- **Travail demandé**
A) Pour chacune des affirmations (i), (ii) et (iii), dites si elle concorde avec le texte sur la faïence de Delft, par oui ou par non, en citant les mots décisifs du texte.
(i) La Guilde de Saint-Luc se forme en 1611.
(ii) À l'origine, la majolique italienne porte une couverte stannifère sur ses deux faces.
(iii) À Delft, le trait noir des décors copiés devient un bleu-noir de manganèse.
B) Poursuivez le texte sur la faïence de Delft à partir de sa dernière phrase.

- **Texte de la page**
+++
Delft. Service à Rijstaffel. cl. E. Williamson
Delft. Bouteille Hoppenstein. cl. E. Williamson
A cette époque, Delft est un centre artistique très important pour la famille d’Orange. Les brasseries ruinées par les guerres sont cédées aux faïenciers dont les marques de fabrique reproduisent les enseignes des anciens brasseurs. En 1611, se forme la Guilde de Saint-Luc qui regroupe tous ceux qui font usage de couleurs ou utilisent le pinceau. La faïence de Delft est une faïence de peintres.
A l’origine, toute la céramique Néerlandaise est issue de la majolique italienne dont la terre est ocre, lourde, non sonore et avec une couverte stannifère seulement sur l’avers, l’envers n’étant recouvert que d’un émail plombifère. Au XVIIe siècle, à Delft, des familles fortunées investissent dans la fabrication de faïence et favorisent les recherches pour imiter la porcelaine. L’utilisation de terres d’alluvions et surtout de la terre de Tournai va permettre d’obtenir une pâte plus blanche et plus légère.
D’autre part, la cuisson en casettes et non plus directement au feu permet la suppression des pernettes qui laissaient des marques sur la face des pièces et l’utilisation d’un émail stannifère au revers. Au début, les artistes vont copier scrupuleusement les décors Ming qu’ils ont sous les yeux et travaillent au bleu de cobalt sur fond blanc. Un grand service à Rijstaffel signé SVE est daté des années 1680.
Delft. Vases rouleaux. Cl. E. Williamson
On continue, cependant, d’importer des porcelaines produites par les fours du sud de la Chine dont le décor de transition se caractérise par des architectures et des jardins peuplés de mandarins. Comme dit précédemment, les Provinces Unies importent aussi des céramiques de l’Iran safavide qui copient les décors kraak. Ces pièces sont caractérisées par un trait noir qui cerne les motifs et l’utilisation d’un motif récurrent de trois perles, appelé « Cintamani » commun à tout l’Islam. Ces décors seront aussi copiés à Delft et le trait noir devient un bleu-noir de manganèse.
+++
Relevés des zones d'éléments
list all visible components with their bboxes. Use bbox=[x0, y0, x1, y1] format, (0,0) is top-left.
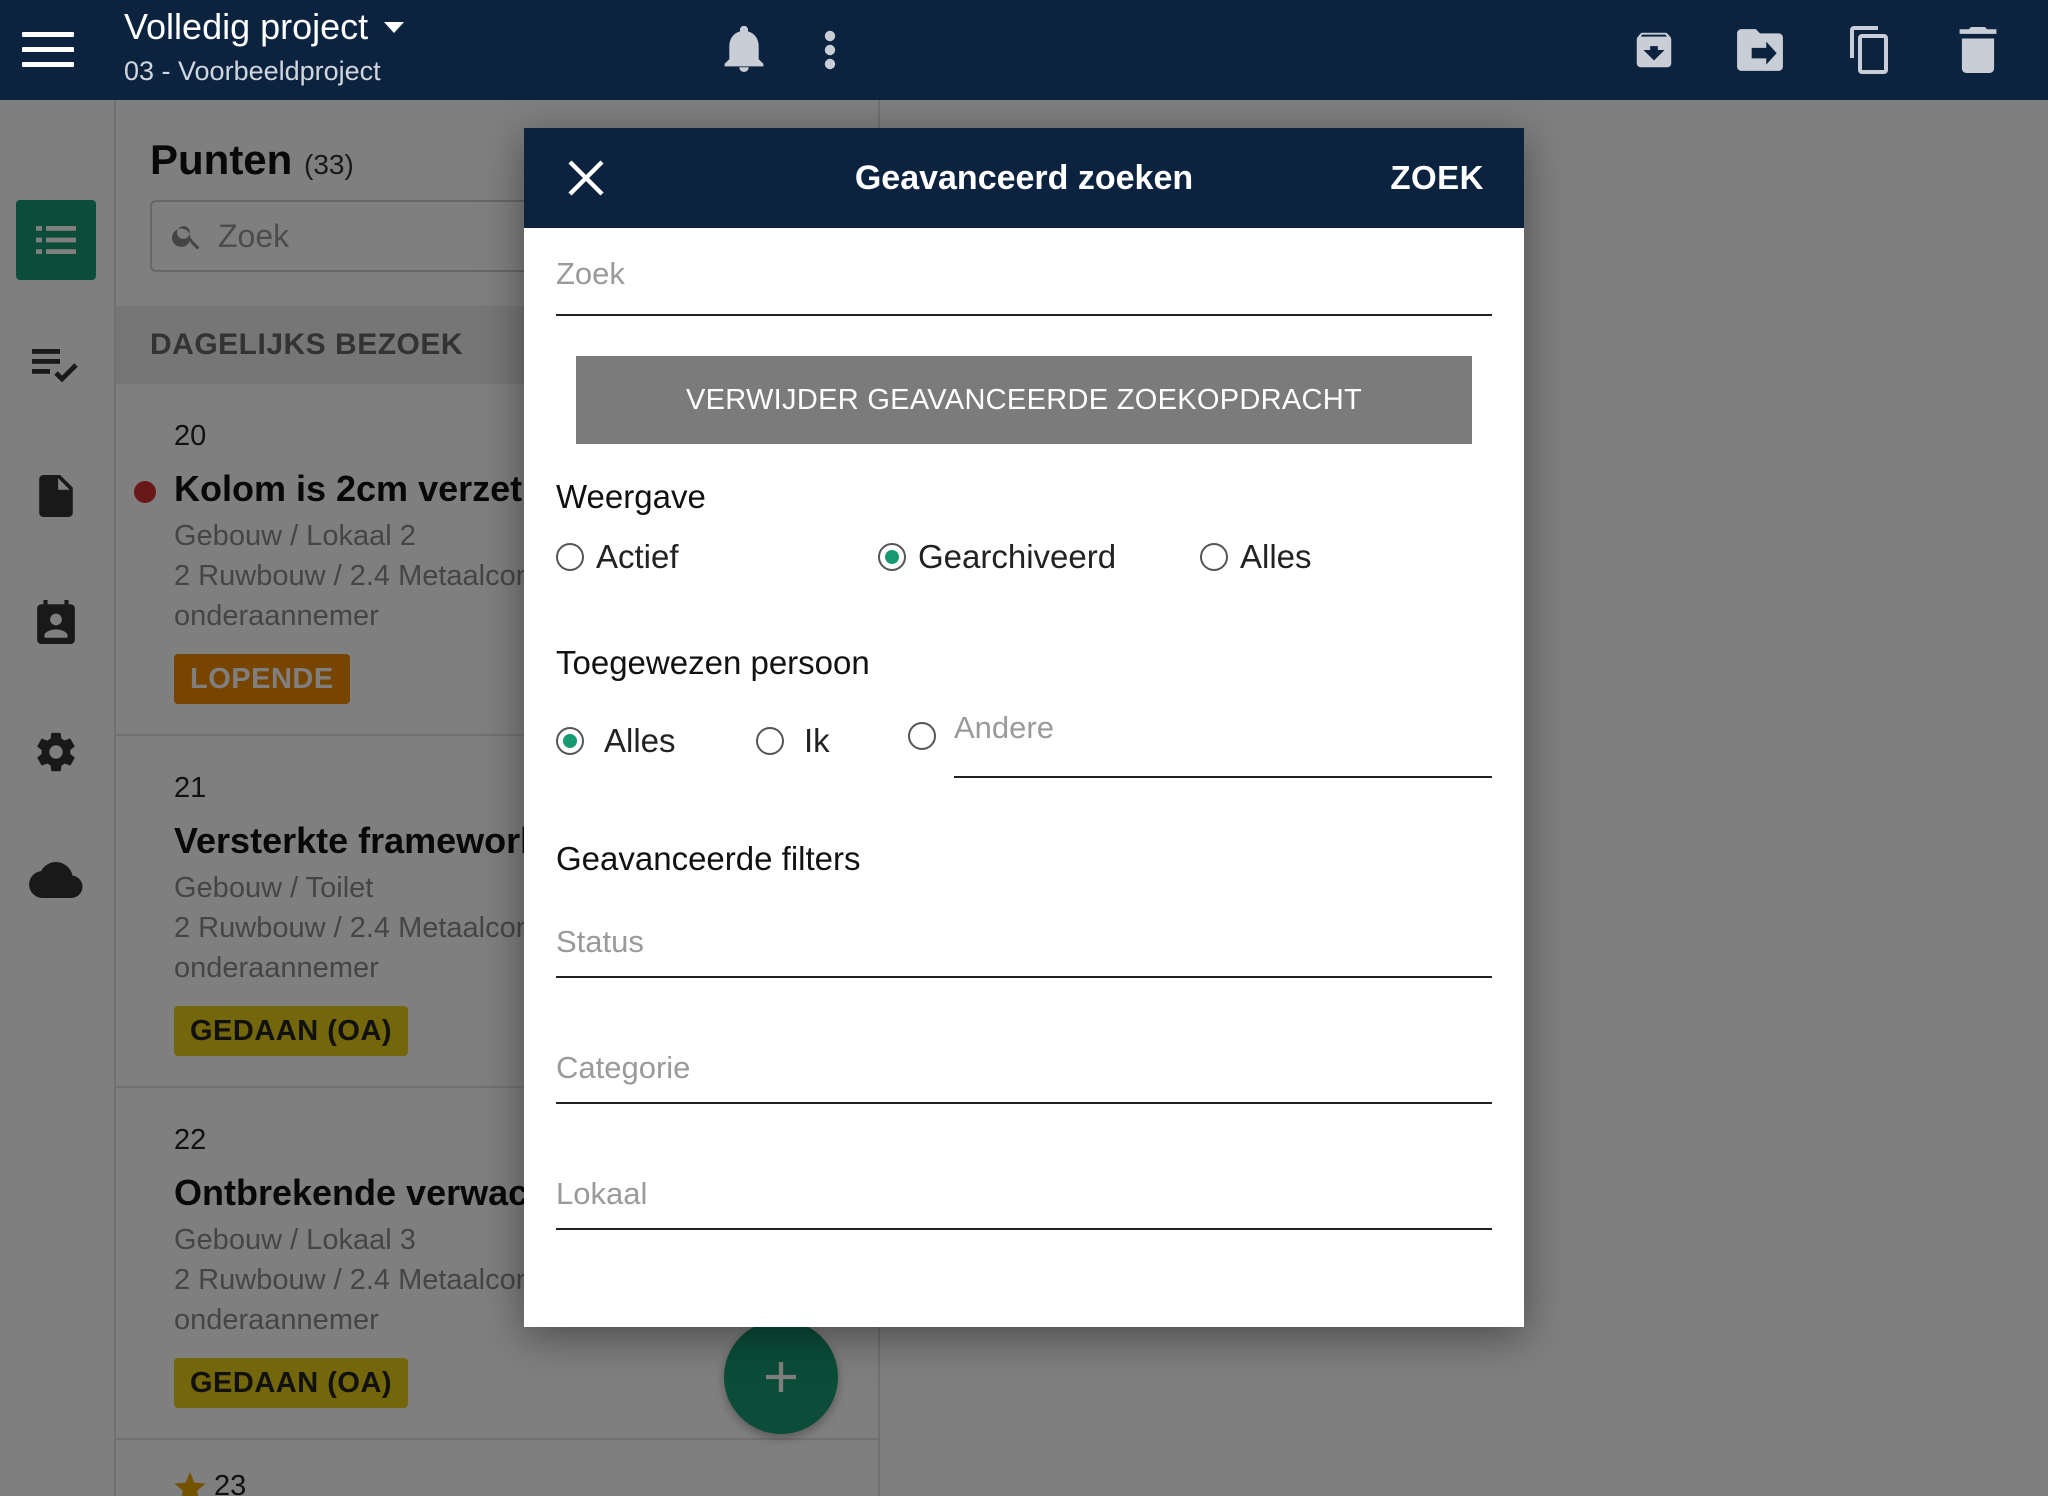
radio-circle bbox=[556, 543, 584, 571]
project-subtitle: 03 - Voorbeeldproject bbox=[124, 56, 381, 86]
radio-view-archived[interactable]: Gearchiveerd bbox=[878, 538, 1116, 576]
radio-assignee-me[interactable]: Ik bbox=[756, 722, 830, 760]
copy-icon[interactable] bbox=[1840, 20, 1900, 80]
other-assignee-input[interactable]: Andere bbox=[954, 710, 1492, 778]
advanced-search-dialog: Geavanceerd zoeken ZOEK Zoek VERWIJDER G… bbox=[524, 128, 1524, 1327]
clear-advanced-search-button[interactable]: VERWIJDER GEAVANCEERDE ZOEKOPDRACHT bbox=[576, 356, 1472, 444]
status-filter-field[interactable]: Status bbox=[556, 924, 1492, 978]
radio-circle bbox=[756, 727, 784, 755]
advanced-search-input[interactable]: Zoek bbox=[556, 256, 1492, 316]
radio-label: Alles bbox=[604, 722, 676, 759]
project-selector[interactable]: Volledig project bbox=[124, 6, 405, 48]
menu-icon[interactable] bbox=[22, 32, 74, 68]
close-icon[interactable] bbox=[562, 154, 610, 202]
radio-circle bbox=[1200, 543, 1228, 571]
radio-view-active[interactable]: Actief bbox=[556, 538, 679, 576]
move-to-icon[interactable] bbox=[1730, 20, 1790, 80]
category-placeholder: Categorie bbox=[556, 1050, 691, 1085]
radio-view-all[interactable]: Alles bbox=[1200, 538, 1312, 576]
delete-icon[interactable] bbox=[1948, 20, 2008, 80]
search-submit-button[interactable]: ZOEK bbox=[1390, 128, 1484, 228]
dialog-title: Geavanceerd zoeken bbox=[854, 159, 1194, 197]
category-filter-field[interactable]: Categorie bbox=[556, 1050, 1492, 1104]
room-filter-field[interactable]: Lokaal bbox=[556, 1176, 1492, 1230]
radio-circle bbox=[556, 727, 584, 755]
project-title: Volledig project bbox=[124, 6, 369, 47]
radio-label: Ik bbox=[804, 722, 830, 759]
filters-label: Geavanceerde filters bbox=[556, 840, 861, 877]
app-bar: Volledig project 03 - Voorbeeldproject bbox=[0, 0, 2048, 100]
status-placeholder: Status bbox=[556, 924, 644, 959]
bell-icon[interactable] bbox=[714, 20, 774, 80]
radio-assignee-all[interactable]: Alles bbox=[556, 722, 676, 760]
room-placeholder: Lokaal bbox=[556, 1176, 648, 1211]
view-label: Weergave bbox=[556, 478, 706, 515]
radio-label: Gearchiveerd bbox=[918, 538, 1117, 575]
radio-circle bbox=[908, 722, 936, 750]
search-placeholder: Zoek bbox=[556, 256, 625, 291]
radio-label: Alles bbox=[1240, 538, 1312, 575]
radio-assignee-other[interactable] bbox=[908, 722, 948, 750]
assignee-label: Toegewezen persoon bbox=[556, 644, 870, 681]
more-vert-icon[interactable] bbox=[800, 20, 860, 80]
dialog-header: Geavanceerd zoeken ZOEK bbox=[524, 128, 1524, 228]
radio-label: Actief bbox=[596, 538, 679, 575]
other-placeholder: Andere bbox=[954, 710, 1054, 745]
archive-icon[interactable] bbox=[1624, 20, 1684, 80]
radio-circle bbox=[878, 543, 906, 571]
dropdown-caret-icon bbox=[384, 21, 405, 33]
+++
- **En réponse**
A)
(i) Oui : « En 1611, se forme la Guilde de Saint-Luc ».
(ii) Non : « une couverte stannifère seulement sur l’avers, l’envers n’étant recouvert que d’un émail plombifère ».
(iii) Oui : « le trait noir devient un bleu-noir de manganèse ».

B)
Les Hollandais ayant récupéré la jouissance du comptoir de l’île de Dejima, en face de Nagasaki au Japon, importent la porcelaine d’Imari que les artistes de Delft vont reproduire en faïence malgré la difficulté du décor bleu, rouge et or qui nécessite plusieurs cuissons. Les décors Kakiemon connaitront aussi une grande vogue et on ira jusqu’à sur-décorer des Blancs de Chine avec un décor japonisant au XVIIIe siècle. Dès la réouverture des fours de Jingdezhen en 1682 sous le règne de l’empereur Kangxi, les Chinois copieront aussi les porcelaines japonaises à la demande des Hollandais, compte tenu du prix trop élevé des productions Japonaises.
La stabilité étant alors revenue en Chine, l’importation de porcelaine peut reprendre mais les faïenciers de Delft continuent jusqu’au XVIIIe siècle à créer des pièces s’inspirant des divers styles chinois pour une clientèle bourgeoise. A Delft, les artistes n’hésitent pas à adapter et mélanger décors et formes, parfois s’inspirant de pièces japonaises réinterprétant des modèles chinois. Les décors aux « longues dames » de l’époque Kangxi (1662–1722) sont repris et adaptés à Delft vers 1700. Sous Kangxi, les décors polychromes dits de Famille Verte sont à la mode et vont inspirer les artistes de Delft.
De même que la représentation de Guanyin (proche de celle de la Vierge, avec la même connotation de compassion) sera produite aussi bien en bleu et blanc qu’en polychromie. Delft n’hésite pas à mélanger le décor Kakiemon au décor de Famille Verte.
Delft. Beurrier à décor Famille Rose. Cl. E. Williamson
Delft. Beurrier rouge et or. Cl. E. Williamson
Sous Yongzheng (1723–1735) les porcelaines à décor de rouge de fer et or vont connaître une grande vogue et ce décor sera aussi reproduit par les Delftois sur des formes hollandaises. Les décors de Famille rose de l’époque Qianlong (1736–1796) inspireront également les artistes de Delft. Mais à la fin du XVIIIe siècle, la diffusion de la porcelaine européenne et de la faïence fine anglaise vont malheureusement amener la décadence de l’industrie delftoise, ainsi que celle de toutes les faïenceries Européennes.